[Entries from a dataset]
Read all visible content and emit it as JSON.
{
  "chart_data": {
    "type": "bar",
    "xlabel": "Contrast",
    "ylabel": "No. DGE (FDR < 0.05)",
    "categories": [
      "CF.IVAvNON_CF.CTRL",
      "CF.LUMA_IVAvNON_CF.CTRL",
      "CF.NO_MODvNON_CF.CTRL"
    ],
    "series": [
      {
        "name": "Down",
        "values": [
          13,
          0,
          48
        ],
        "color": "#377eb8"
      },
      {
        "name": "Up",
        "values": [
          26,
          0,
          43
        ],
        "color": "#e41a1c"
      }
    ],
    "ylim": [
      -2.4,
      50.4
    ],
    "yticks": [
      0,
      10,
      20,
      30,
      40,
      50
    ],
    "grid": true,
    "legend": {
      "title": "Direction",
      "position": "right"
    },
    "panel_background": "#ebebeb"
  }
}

§ What the exercise asks
Give back the data above exactly as it appears.

§ Result of the exercise
Read all visible content and emit it as JSON.
{
  "chart_data": {
    "type": "bar",
    "xlabel": "Contrast",
    "ylabel": "No. DGE (FDR < 0.05)",
    "categories": [
      "CF.IVAvNON_CF.CTRL",
      "CF.LUMA_IVAvNON_CF.CTRL",
      "CF.NO_MODvNON_CF.CTRL"
    ],
    "series": [
      {
        "name": "Down",
        "values": [
          13,
          0,
          48
        ],
        "color": "#377eb8"
      },
      {
        "name": "Up",
        "values": [
          26,
          0,
          43
        ],
        "color": "#e41a1c"
      }
    ],
    "ylim": [
      -2.4,
      50.4
    ],
    "yticks": [
      0,
      10,
      20,
      30,
      40,
      50
    ],
    "grid": true,
    "legend": {
      "title": "Direction",
      "position": "right"
    },
    "panel_background": "#ebebeb"
  }
}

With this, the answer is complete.